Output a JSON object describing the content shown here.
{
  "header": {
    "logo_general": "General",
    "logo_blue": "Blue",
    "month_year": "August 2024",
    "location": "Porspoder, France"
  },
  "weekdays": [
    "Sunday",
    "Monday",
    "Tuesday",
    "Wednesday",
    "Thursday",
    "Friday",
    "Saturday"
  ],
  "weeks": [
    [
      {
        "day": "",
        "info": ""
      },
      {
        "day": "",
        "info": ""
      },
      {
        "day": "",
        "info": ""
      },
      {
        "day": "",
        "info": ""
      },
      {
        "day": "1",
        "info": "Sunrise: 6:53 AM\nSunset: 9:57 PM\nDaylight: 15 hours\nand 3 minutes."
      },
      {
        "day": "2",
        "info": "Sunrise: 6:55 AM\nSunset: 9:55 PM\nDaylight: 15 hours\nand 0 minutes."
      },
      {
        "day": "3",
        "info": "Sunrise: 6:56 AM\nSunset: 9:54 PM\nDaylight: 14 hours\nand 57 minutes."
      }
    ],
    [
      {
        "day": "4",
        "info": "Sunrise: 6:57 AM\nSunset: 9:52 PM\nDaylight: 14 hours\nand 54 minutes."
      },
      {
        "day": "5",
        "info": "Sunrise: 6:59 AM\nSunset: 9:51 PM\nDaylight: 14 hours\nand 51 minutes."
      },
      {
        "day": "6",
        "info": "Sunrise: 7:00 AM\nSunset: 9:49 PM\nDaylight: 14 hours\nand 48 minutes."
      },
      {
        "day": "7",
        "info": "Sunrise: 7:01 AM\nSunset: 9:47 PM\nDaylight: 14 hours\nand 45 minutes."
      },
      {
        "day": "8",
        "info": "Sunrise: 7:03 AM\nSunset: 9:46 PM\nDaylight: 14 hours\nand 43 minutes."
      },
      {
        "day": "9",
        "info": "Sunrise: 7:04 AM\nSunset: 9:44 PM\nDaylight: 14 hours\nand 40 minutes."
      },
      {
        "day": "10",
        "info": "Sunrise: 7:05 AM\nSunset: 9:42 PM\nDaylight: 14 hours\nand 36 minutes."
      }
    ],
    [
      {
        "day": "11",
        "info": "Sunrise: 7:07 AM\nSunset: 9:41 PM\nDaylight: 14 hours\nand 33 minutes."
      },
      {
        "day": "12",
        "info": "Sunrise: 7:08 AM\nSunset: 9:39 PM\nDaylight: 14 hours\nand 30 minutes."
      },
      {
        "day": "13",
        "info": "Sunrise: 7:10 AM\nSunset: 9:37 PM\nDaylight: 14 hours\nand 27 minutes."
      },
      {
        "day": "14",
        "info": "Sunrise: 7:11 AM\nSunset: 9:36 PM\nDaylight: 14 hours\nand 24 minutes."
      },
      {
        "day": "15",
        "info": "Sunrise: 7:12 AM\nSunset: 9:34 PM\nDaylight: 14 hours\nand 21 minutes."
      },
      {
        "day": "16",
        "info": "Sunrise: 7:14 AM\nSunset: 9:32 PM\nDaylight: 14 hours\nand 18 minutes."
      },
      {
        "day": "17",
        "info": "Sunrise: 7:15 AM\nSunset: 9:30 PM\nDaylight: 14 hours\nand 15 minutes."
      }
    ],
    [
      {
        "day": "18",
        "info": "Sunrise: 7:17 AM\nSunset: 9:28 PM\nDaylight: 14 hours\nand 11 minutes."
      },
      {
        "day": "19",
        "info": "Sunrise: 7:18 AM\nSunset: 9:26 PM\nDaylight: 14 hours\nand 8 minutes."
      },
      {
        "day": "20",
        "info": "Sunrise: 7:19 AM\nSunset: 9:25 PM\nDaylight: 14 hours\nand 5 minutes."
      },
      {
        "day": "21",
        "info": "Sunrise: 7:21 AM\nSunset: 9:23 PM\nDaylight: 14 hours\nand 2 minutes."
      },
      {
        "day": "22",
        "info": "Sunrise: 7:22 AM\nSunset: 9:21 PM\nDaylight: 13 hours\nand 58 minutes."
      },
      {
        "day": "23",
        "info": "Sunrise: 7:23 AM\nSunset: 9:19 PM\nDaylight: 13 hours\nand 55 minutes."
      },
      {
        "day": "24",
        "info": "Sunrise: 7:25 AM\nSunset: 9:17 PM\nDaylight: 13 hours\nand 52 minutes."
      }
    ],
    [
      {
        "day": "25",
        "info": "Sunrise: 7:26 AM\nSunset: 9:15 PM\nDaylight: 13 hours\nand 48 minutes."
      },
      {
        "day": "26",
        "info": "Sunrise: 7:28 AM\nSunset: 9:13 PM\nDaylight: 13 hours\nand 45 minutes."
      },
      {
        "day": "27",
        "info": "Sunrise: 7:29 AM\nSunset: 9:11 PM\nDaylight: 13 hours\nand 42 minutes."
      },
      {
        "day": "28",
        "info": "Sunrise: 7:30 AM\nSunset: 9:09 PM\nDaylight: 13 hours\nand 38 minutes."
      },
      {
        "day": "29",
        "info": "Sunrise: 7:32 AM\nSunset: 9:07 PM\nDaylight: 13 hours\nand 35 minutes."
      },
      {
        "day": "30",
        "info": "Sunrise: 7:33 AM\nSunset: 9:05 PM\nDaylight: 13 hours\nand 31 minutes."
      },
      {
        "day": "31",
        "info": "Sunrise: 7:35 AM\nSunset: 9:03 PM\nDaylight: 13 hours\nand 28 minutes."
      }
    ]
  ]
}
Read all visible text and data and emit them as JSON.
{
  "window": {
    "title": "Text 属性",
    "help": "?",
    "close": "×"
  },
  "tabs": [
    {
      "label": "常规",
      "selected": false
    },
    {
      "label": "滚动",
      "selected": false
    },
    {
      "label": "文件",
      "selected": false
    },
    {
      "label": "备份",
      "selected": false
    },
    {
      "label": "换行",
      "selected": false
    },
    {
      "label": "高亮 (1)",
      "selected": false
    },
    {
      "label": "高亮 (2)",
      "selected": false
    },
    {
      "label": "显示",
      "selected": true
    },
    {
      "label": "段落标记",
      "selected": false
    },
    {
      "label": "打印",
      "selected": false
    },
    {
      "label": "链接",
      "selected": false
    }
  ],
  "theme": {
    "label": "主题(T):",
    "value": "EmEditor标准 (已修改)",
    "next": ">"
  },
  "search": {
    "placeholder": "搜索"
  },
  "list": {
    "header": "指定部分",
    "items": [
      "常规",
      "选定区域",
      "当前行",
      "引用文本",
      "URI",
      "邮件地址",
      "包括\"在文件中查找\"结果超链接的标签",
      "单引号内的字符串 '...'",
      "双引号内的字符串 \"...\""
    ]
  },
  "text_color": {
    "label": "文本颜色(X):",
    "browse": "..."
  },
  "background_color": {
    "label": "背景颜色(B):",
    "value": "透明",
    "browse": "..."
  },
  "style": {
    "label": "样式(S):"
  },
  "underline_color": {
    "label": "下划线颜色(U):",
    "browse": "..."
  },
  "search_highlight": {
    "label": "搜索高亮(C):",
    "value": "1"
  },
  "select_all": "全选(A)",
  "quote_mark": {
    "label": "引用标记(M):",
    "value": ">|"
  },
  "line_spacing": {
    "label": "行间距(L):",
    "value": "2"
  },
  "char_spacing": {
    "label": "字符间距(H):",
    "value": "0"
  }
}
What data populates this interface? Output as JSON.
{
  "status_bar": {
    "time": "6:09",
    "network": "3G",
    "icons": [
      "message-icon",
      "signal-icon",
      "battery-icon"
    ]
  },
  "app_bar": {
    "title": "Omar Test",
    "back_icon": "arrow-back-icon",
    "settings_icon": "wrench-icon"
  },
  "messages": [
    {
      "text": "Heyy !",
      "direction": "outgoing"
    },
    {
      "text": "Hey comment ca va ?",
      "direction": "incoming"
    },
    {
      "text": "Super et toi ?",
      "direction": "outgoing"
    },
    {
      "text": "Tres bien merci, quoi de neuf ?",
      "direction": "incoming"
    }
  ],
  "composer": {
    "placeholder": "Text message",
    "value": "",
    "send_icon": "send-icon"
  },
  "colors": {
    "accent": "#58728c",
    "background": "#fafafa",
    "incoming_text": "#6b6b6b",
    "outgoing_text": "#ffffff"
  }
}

▶ **GIVEN EXERCISE**
Copy each line of the listing that includes "Output".

▶ **CORRECT ANSWER**
Output a JSON object describing the content shown here.
What data populates this interface? Output as JSON.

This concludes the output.